Task objective
Transcribe the material verbatim in full; the pictures do not belong in the copy.

Records supplied
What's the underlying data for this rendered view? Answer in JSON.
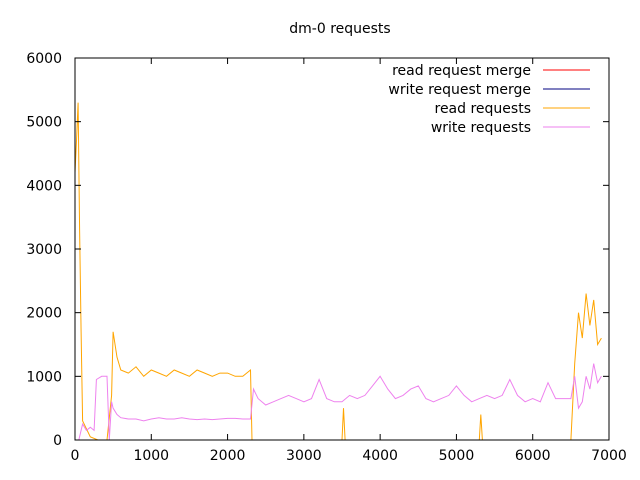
{
  "chart_data": {
    "type": "line",
    "title": "dm-0 requests",
    "xlabel": "",
    "ylabel": "",
    "xlim": [
      0,
      7000
    ],
    "ylim": [
      0,
      6000
    ],
    "x_ticks": [
      0,
      1000,
      2000,
      3000,
      4000,
      5000,
      6000,
      7000
    ],
    "y_ticks": [
      0,
      1000,
      2000,
      3000,
      4000,
      5000,
      6000
    ],
    "grid": false,
    "legend_position": "top-right",
    "series": [
      {
        "name": "read request merge",
        "color": "#ff0000",
        "points": [
          [
            0,
            0
          ],
          [
            7000,
            0
          ]
        ]
      },
      {
        "name": "write request merge",
        "color": "#000080",
        "points": [
          [
            0,
            0
          ],
          [
            7000,
            0
          ]
        ]
      },
      {
        "name": "read requests",
        "color": "#ffa500",
        "points": [
          [
            0,
            4200
          ],
          [
            20,
            4700
          ],
          [
            40,
            5300
          ],
          [
            60,
            3300
          ],
          [
            80,
            1700
          ],
          [
            100,
            300
          ],
          [
            200,
            50
          ],
          [
            300,
            0
          ],
          [
            420,
            0
          ],
          [
            480,
            700
          ],
          [
            500,
            1700
          ],
          [
            550,
            1300
          ],
          [
            600,
            1100
          ],
          [
            700,
            1050
          ],
          [
            800,
            1150
          ],
          [
            900,
            1000
          ],
          [
            1000,
            1100
          ],
          [
            1100,
            1050
          ],
          [
            1200,
            1000
          ],
          [
            1300,
            1100
          ],
          [
            1400,
            1050
          ],
          [
            1500,
            1000
          ],
          [
            1600,
            1100
          ],
          [
            1700,
            1050
          ],
          [
            1800,
            1000
          ],
          [
            1900,
            1050
          ],
          [
            2000,
            1050
          ],
          [
            2100,
            1000
          ],
          [
            2200,
            1000
          ],
          [
            2300,
            1100
          ],
          [
            2320,
            0
          ],
          [
            3500,
            0
          ],
          [
            3520,
            500
          ],
          [
            3540,
            0
          ],
          [
            5300,
            0
          ],
          [
            5320,
            400
          ],
          [
            5340,
            0
          ],
          [
            6500,
            0
          ],
          [
            6550,
            1200
          ],
          [
            6600,
            2000
          ],
          [
            6650,
            1600
          ],
          [
            6700,
            2300
          ],
          [
            6750,
            1800
          ],
          [
            6800,
            2200
          ],
          [
            6850,
            1500
          ],
          [
            6900,
            1600
          ]
        ]
      },
      {
        "name": "write requests",
        "color": "#ee82ee",
        "points": [
          [
            0,
            0
          ],
          [
            50,
            0
          ],
          [
            100,
            250
          ],
          [
            150,
            150
          ],
          [
            200,
            200
          ],
          [
            250,
            150
          ],
          [
            280,
            950
          ],
          [
            350,
            1000
          ],
          [
            420,
            1000
          ],
          [
            450,
            0
          ],
          [
            480,
            600
          ],
          [
            500,
            500
          ],
          [
            550,
            400
          ],
          [
            600,
            350
          ],
          [
            700,
            330
          ],
          [
            800,
            330
          ],
          [
            900,
            300
          ],
          [
            1000,
            330
          ],
          [
            1100,
            350
          ],
          [
            1200,
            330
          ],
          [
            1300,
            330
          ],
          [
            1400,
            350
          ],
          [
            1500,
            330
          ],
          [
            1600,
            320
          ],
          [
            1700,
            330
          ],
          [
            1800,
            320
          ],
          [
            1900,
            330
          ],
          [
            2000,
            340
          ],
          [
            2100,
            340
          ],
          [
            2200,
            330
          ],
          [
            2300,
            330
          ],
          [
            2340,
            800
          ],
          [
            2400,
            650
          ],
          [
            2500,
            550
          ],
          [
            2600,
            600
          ],
          [
            2700,
            650
          ],
          [
            2800,
            700
          ],
          [
            2900,
            650
          ],
          [
            3000,
            600
          ],
          [
            3100,
            650
          ],
          [
            3200,
            950
          ],
          [
            3300,
            650
          ],
          [
            3400,
            600
          ],
          [
            3500,
            600
          ],
          [
            3600,
            700
          ],
          [
            3700,
            650
          ],
          [
            3800,
            700
          ],
          [
            3900,
            850
          ],
          [
            4000,
            1000
          ],
          [
            4100,
            800
          ],
          [
            4200,
            650
          ],
          [
            4300,
            700
          ],
          [
            4400,
            800
          ],
          [
            4500,
            850
          ],
          [
            4600,
            650
          ],
          [
            4700,
            600
          ],
          [
            4800,
            650
          ],
          [
            4900,
            700
          ],
          [
            5000,
            850
          ],
          [
            5100,
            700
          ],
          [
            5200,
            600
          ],
          [
            5300,
            650
          ],
          [
            5400,
            700
          ],
          [
            5500,
            650
          ],
          [
            5600,
            700
          ],
          [
            5700,
            950
          ],
          [
            5800,
            700
          ],
          [
            5900,
            600
          ],
          [
            6000,
            650
          ],
          [
            6100,
            600
          ],
          [
            6200,
            900
          ],
          [
            6300,
            650
          ],
          [
            6400,
            650
          ],
          [
            6500,
            650
          ],
          [
            6550,
            1000
          ],
          [
            6600,
            500
          ],
          [
            6650,
            600
          ],
          [
            6700,
            1000
          ],
          [
            6750,
            800
          ],
          [
            6800,
            1200
          ],
          [
            6850,
            900
          ],
          [
            6900,
            1000
          ]
        ]
      }
    ]
  }
}
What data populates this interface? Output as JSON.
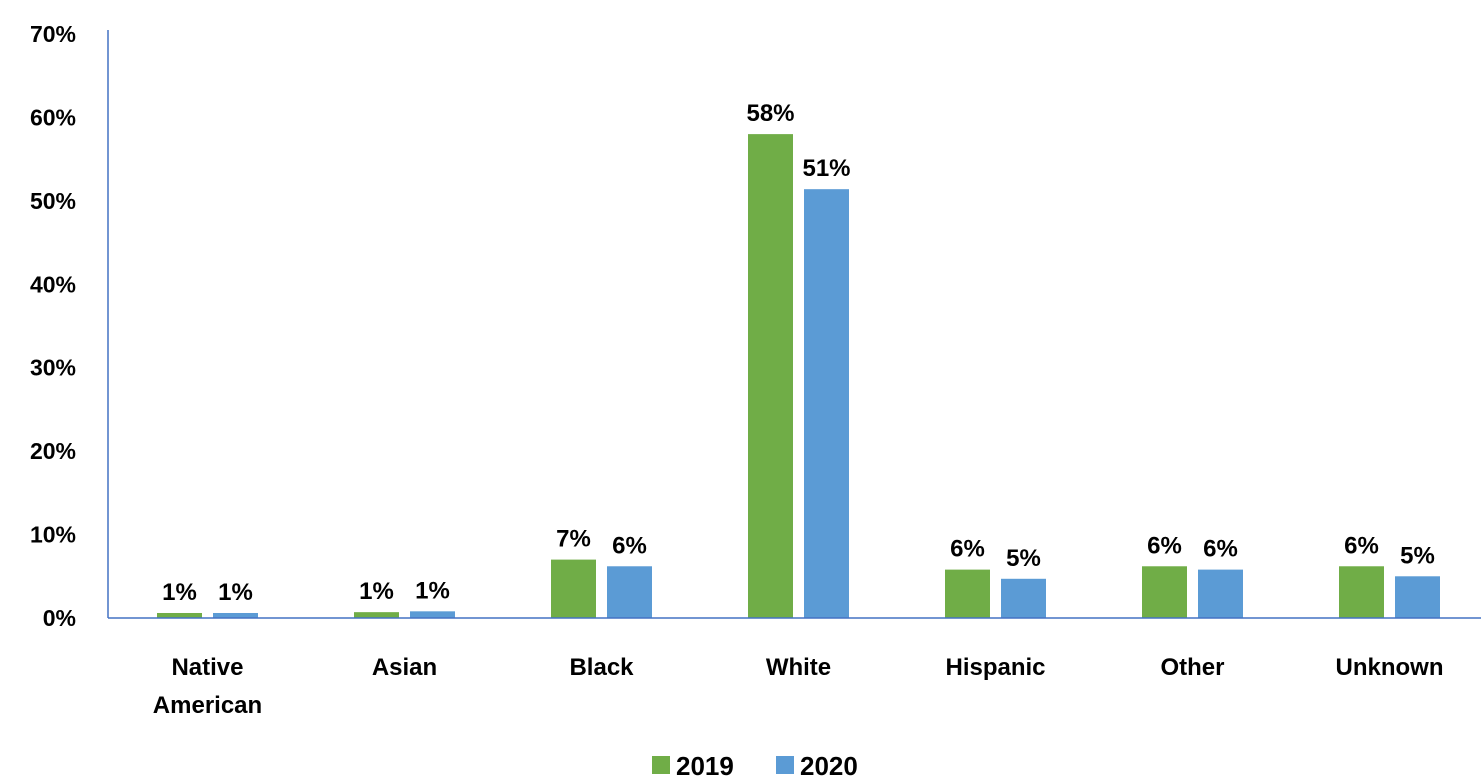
{
  "chart_data": {
    "type": "bar",
    "categories": [
      [
        "Native",
        "American"
      ],
      [
        "Asian"
      ],
      [
        "Black"
      ],
      [
        "White"
      ],
      [
        "Hispanic"
      ],
      [
        "Other"
      ],
      [
        "Unknown"
      ]
    ],
    "series": [
      {
        "name": "2019",
        "color": "#70ad47",
        "values": [
          0.6,
          0.7,
          7.0,
          58.0,
          5.8,
          6.2,
          6.2
        ],
        "labels": [
          "1%",
          "1%",
          "7%",
          "58%",
          "6%",
          "6%",
          "6%"
        ]
      },
      {
        "name": "2020",
        "color": "#5b9bd5",
        "values": [
          0.6,
          0.8,
          6.2,
          51.4,
          4.7,
          5.8,
          5.0
        ],
        "labels": [
          "1%",
          "1%",
          "6%",
          "51%",
          "5%",
          "6%",
          "5%"
        ]
      }
    ],
    "ylim": [
      0,
      70
    ],
    "yticks": [
      0,
      10,
      20,
      30,
      40,
      50,
      60,
      70
    ],
    "ytick_labels": [
      "0%",
      "10%",
      "20%",
      "30%",
      "40%",
      "50%",
      "60%",
      "70%"
    ],
    "axis_color": "#4472c4",
    "grid": false,
    "legend_position": "bottom",
    "title": "",
    "xlabel": "",
    "ylabel": ""
  }
}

Finished task
What's the underlying data for this rendered view? Answer in JSON.
{
  "chart_data": {
    "type": "line",
    "title": "dm-0 requests",
    "xlabel": "",
    "ylabel": "",
    "xlim": [
      0,
      7000
    ],
    "ylim": [
      0,
      6000
    ],
    "x_ticks": [
      0,
      1000,
      2000,
      3000,
      4000,
      5000,
      6000,
      7000
    ],
    "y_ticks": [
      0,
      1000,
      2000,
      3000,
      4000,
      5000,
      6000
    ],
    "grid": false,
    "legend_position": "top-right",
    "series": [
      {
        "name": "read request merge",
        "color": "#ff0000",
        "points": [
          [
            0,
            0
          ],
          [
            7000,
            0
          ]
        ]
      },
      {
        "name": "write request merge",
        "color": "#000080",
        "points": [
          [
            0,
            0
          ],
          [
            7000,
            0
          ]
        ]
      },
      {
        "name": "read requests",
        "color": "#ffa500",
        "points": [
          [
            0,
            4200
          ],
          [
            20,
            4700
          ],
          [
            40,
            5300
          ],
          [
            60,
            3300
          ],
          [
            80,
            1700
          ],
          [
            100,
            300
          ],
          [
            200,
            50
          ],
          [
            300,
            0
          ],
          [
            420,
            0
          ],
          [
            480,
            700
          ],
          [
            500,
            1700
          ],
          [
            550,
            1300
          ],
          [
            600,
            1100
          ],
          [
            700,
            1050
          ],
          [
            800,
            1150
          ],
          [
            900,
            1000
          ],
          [
            1000,
            1100
          ],
          [
            1100,
            1050
          ],
          [
            1200,
            1000
          ],
          [
            1300,
            1100
          ],
          [
            1400,
            1050
          ],
          [
            1500,
            1000
          ],
          [
            1600,
            1100
          ],
          [
            1700,
            1050
          ],
          [
            1800,
            1000
          ],
          [
            1900,
            1050
          ],
          [
            2000,
            1050
          ],
          [
            2100,
            1000
          ],
          [
            2200,
            1000
          ],
          [
            2300,
            1100
          ],
          [
            2320,
            0
          ],
          [
            3500,
            0
          ],
          [
            3520,
            500
          ],
          [
            3540,
            0
          ],
          [
            5300,
            0
          ],
          [
            5320,
            400
          ],
          [
            5340,
            0
          ],
          [
            6500,
            0
          ],
          [
            6550,
            1200
          ],
          [
            6600,
            2000
          ],
          [
            6650,
            1600
          ],
          [
            6700,
            2300
          ],
          [
            6750,
            1800
          ],
          [
            6800,
            2200
          ],
          [
            6850,
            1500
          ],
          [
            6900,
            1600
          ]
        ]
      },
      {
        "name": "write requests",
        "color": "#ee82ee",
        "points": [
          [
            0,
            0
          ],
          [
            50,
            0
          ],
          [
            100,
            250
          ],
          [
            150,
            150
          ],
          [
            200,
            200
          ],
          [
            250,
            150
          ],
          [
            280,
            950
          ],
          [
            350,
            1000
          ],
          [
            420,
            1000
          ],
          [
            450,
            0
          ],
          [
            480,
            600
          ],
          [
            500,
            500
          ],
          [
            550,
            400
          ],
          [
            600,
            350
          ],
          [
            700,
            330
          ],
          [
            800,
            330
          ],
          [
            900,
            300
          ],
          [
            1000,
            330
          ],
          [
            1100,
            350
          ],
          [
            1200,
            330
          ],
          [
            1300,
            330
          ],
          [
            1400,
            350
          ],
          [
            1500,
            330
          ],
          [
            1600,
            320
          ],
          [
            1700,
            330
          ],
          [
            1800,
            320
          ],
          [
            1900,
            330
          ],
          [
            2000,
            340
          ],
          [
            2100,
            340
          ],
          [
            2200,
            330
          ],
          [
            2300,
            330
          ],
          [
            2340,
            800
          ],
          [
            2400,
            650
          ],
          [
            2500,
            550
          ],
          [
            2600,
            600
          ],
          [
            2700,
            650
          ],
          [
            2800,
            700
          ],
          [
            2900,
            650
          ],
          [
            3000,
            600
          ],
          [
            3100,
            650
          ],
          [
            3200,
            950
          ],
          [
            3300,
            650
          ],
          [
            3400,
            600
          ],
          [
            3500,
            600
          ],
          [
            3600,
            700
          ],
          [
            3700,
            650
          ],
          [
            3800,
            700
          ],
          [
            3900,
            850
          ],
          [
            4000,
            1000
          ],
          [
            4100,
            800
          ],
          [
            4200,
            650
          ],
          [
            4300,
            700
          ],
          [
            4400,
            800
          ],
          [
            4500,
            850
          ],
          [
            4600,
            650
          ],
          [
            4700,
            600
          ],
          [
            4800,
            650
          ],
          [
            4900,
            700
          ],
          [
            5000,
            850
          ],
          [
            5100,
            700
          ],
          [
            5200,
            600
          ],
          [
            5300,
            650
          ],
          [
            5400,
            700
          ],
          [
            5500,
            650
          ],
          [
            5600,
            700
          ],
          [
            5700,
            950
          ],
          [
            5800,
            700
          ],
          [
            5900,
            600
          ],
          [
            6000,
            650
          ],
          [
            6100,
            600
          ],
          [
            6200,
            900
          ],
          [
            6300,
            650
          ],
          [
            6400,
            650
          ],
          [
            6500,
            650
          ],
          [
            6550,
            1000
          ],
          [
            6600,
            500
          ],
          [
            6650,
            600
          ],
          [
            6700,
            1000
          ],
          [
            6750,
            800
          ],
          [
            6800,
            1200
          ],
          [
            6850,
            900
          ],
          [
            6900,
            1000
          ]
        ]
      }
    ]
  }
}
What data populates this interface? Output as JSON.
{
  "chart_data": {
    "type": "bar",
    "categories": [
      [
        "Native",
        "American"
      ],
      [
        "Asian"
      ],
      [
        "Black"
      ],
      [
        "White"
      ],
      [
        "Hispanic"
      ],
      [
        "Other"
      ],
      [
        "Unknown"
      ]
    ],
    "series": [
      {
        "name": "2019",
        "color": "#70ad47",
        "values": [
          0.6,
          0.7,
          7.0,
          58.0,
          5.8,
          6.2,
          6.2
        ],
        "labels": [
          "1%",
          "1%",
          "7%",
          "58%",
          "6%",
          "6%",
          "6%"
        ]
      },
      {
        "name": "2020",
        "color": "#5b9bd5",
        "values": [
          0.6,
          0.8,
          6.2,
          51.4,
          4.7,
          5.8,
          5.0
        ],
        "labels": [
          "1%",
          "1%",
          "6%",
          "51%",
          "5%",
          "6%",
          "5%"
        ]
      }
    ],
    "ylim": [
      0,
      70
    ],
    "yticks": [
      0,
      10,
      20,
      30,
      40,
      50,
      60,
      70
    ],
    "ytick_labels": [
      "0%",
      "10%",
      "20%",
      "30%",
      "40%",
      "50%",
      "60%",
      "70%"
    ],
    "axis_color": "#4472c4",
    "grid": false,
    "legend_position": "bottom",
    "title": "",
    "xlabel": "",
    "ylabel": ""
  }
}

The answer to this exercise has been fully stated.